- [EXCERPT TO READ]
** begin **

Put a laptop in every truck with a wireless Wi-Fi card. Set up your database to be hosted on your website with all the formulas and billing parameters built-in for each client. Than instead of the guys filling out log sheets and getting them to you, they just fill out the info online right from the truck. Once they submit the info, you can have it billed immediately, either by email or you can print an invoice and mail it to them. This would allow you to have your invoices to your customers before the trucks even get done with their routes.


----------



## redman6565 (Jul 14, 2008)

asps4u;1062083 said:


> Put a laptop in every truck with a wireless Wi-Fi card. Set up your database to be hosted on your website with all the formulas and billing parameters built-in for each client. Than instead of the guys filling out log sheets and getting them to you, they just fill out the info online right from the truck. Once they submit the info, you can have it billed immediately, either by email or you can print an invoice and mail it to them. This would allow you to have your invoices to your customers before the trucks even get done with their routes.


benefit probably isn't worth something that elaborate. i would imagine that being very expensive, but i'm no IT guy.


----------



## Weeded! (Nov 13, 2009)

asps4u;1062083 said:


> Put a laptop in every truck with a wireless Wi-Fi card. Set up your database to be hosted on your website with all the formulas and billing parameters built-in for each client. Than instead of the guys filling out log sheets and getting them to you, they just fill out the info online right from the truck. Once they submit the info, you can have it billed immediately, either by email or you can print an invoice and mail it to them. This would allow you to have your invoices to your customers before the trucks even get done with their routes.


I really like the thought of this. Probably could be done through phones, if not something as elaborate as database, at least the reporting. I saw something like this just this morning on the Everest Snow Management web site (watch the video). It looked like an App for the phone.


----------



## asps4u (Sep 16, 2009)

Weeded!;1062054 said:


> I appreciate your recommendations on changing how we bill, but the question is do you have suggestions on getting the bills out quickly, not how can I change my bill dates.
> 
> Thanks much.





redman6565;1062088 said:


> benefit probably isn't worth something that elaborate. i would imagine that being very expensive, but i'm no IT guy.


He asked about getting the bills out quickly, not cheaply. The initial expense would be a bit much, but it could cut a lot of time and overhead to compensate, which would probably end up saving him money by the end of a season if he pays someone (secretary, office manager, etc) to do the "25 hours of billing" per storm. Although he could get a really good deal on buying 16 laptops at one time. (for the 16 trucks in his signature) Adding this to his existing website (assuming he has a website) would be very inexpensive for what he'd get back out of it. He already has all the info (excel spreadsheets) they would just have to add it to the site.



Weeded!;1062098 said:


> I really like the thought of this. Probably could be done through phones, if not something as elaborate as database, at least the reporting. I saw something like this just this morning on the Everest Snow Management web site (watch the video). It looked like an App for the phone.

** end **

- [INSTRUCTION A]
In the entries, starting at the line that has "- menu-item[interactable]: File: [36, 76, 96, 112]" and ending after the line that has "128, 734, 153]", can you update every "interactable" to "clickable" and leave everything else unchanged?

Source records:
** begin **

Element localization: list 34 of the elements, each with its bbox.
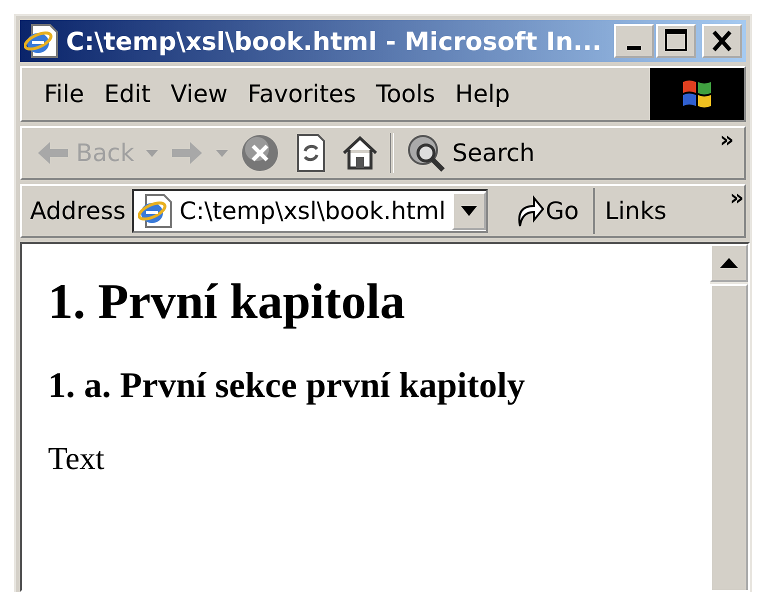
- menu-item[interactable]: File: [36, 76, 96, 112]
- ie-icon: [138, 193, 174, 229]
- dropdown-button[interactable]: [452, 192, 486, 230]
- search-icon: [406, 133, 446, 173]
- address-label: Address: [30, 197, 126, 225]
- arrow-left-icon: [36, 140, 70, 166]
- scroll-up-button[interactable]: [710, 244, 748, 282]
- ie-icon: [24, 23, 60, 59]
- close-button[interactable]: [702, 24, 742, 58]
- up-arrow-icon: [720, 258, 738, 268]
- search-button[interactable]: Search: [402, 131, 539, 175]
- section-heading: 1. a. První sekce první kapitoly: [48, 364, 526, 406]
- minimize-button[interactable]: [614, 24, 654, 58]
- dropdown-arrow-icon: [460, 206, 477, 216]
- more-chevron[interactable]: »: [720, 128, 734, 153]
- address-field[interactable]: C:\temp\xsl\book.html: [132, 189, 488, 233]
- body-text: Text: [48, 440, 106, 477]
- menu-item[interactable]: Tools: [368, 76, 448, 112]
- scrollbar[interactable]: [710, 244, 748, 590]
- links-label[interactable]: Links: [600, 197, 671, 225]
- menu-item[interactable]: Favorites: [240, 76, 368, 112]
- maximize-button[interactable]: [656, 24, 696, 58]
- refresh-icon: [296, 133, 326, 173]
- menu-item[interactable]: View: [162, 76, 240, 112]
- window-title: C:\temp\xsl\book.html - Microsoft In...: [66, 26, 603, 56]
- menu-item[interactable]: Edit: [96, 76, 163, 112]
- stop-icon: [240, 133, 280, 173]
- minimize-icon: [627, 46, 641, 50]
- menu-item[interactable]: Help: [447, 76, 522, 112]
- arrow-right-icon: [170, 140, 204, 166]
- go-button[interactable]: Go: [494, 188, 595, 234]
- more-chevron[interactable]: »: [730, 186, 744, 211]
- home-icon: [342, 135, 378, 171]
- page-heading: 1. První kapitola: [48, 272, 406, 330]
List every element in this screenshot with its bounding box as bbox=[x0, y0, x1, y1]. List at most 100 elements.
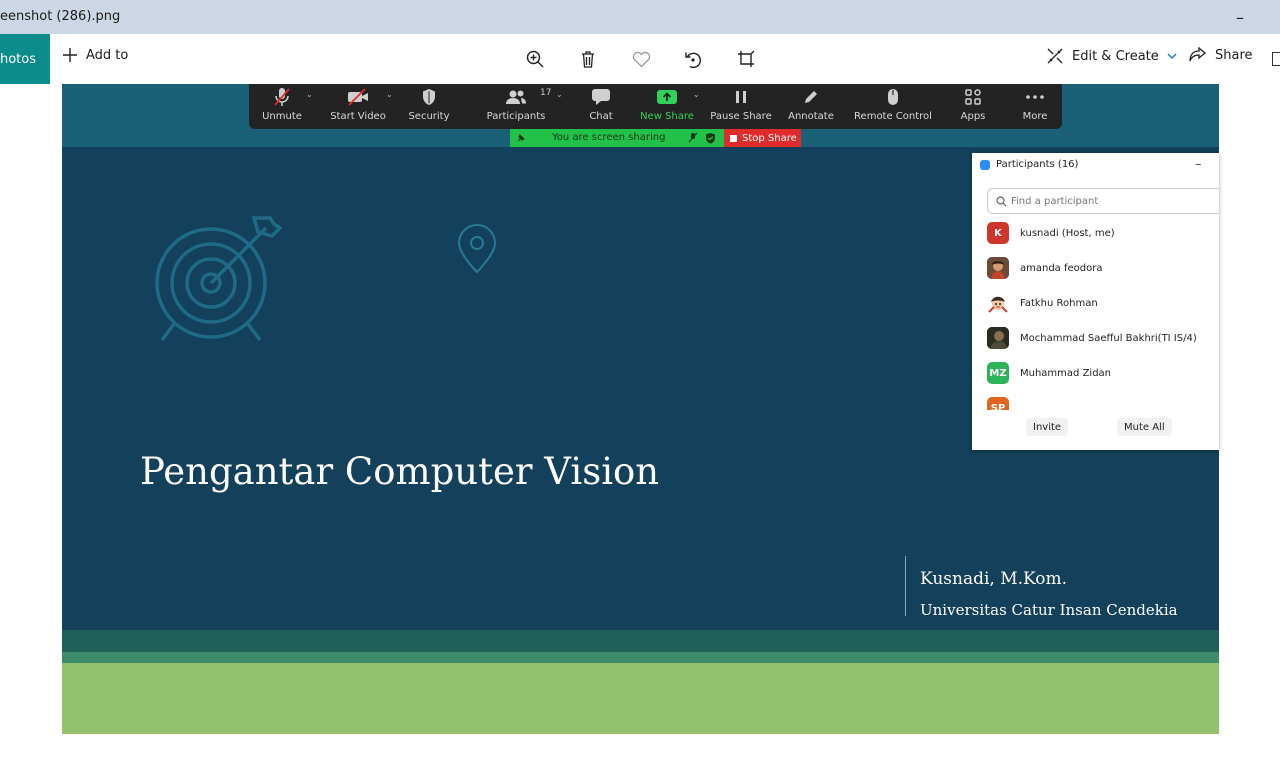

** end **

- [INSTRUCTION B]
Answer these questions about the snow billing thread:
(i) How many trucks are in the signature mentioned in the thread?
(ii) On which company's website was something like this seen that morning?
(iii) How many hours of billing per storm are mentioned?

- [WORKED ANSWER A]
- menu-item[clickable]: File: [36, 76, 96, 112]
- ie-icon: [138, 193, 174, 229]
- dropdown-button[clickable]: [452, 192, 486, 230]
- search-icon: [406, 133, 446, 173]
- address-label: Address: [30, 197, 126, 225]
- arrow-left-icon: [36, 140, 70, 166]
- scroll-up-button[clickable]: [710, 244, 748, 282]
- ie-icon: [24, 23, 60, 59]
- close-button[clickable]: [702, 24, 742, 58]
- up-arrow-icon: [720, 258, 738, 268]
- search-button[clickable]: Search: [402, 131, 539, 175]
- section-heading: 1. a. První sekce první kapitoly: [48, 364, 526, 406]
- minimize-button[clickable]: [614, 24, 654, 58]
- dropdown-arrow-icon: [460, 206, 477, 216]
- more-chevron[clickable]: »: [720, 128, 734, 153]

- [WORKED ANSWER B]
(i) 16 trucks.
(ii) The Everest Snow Management website.
(iii) 25 hours.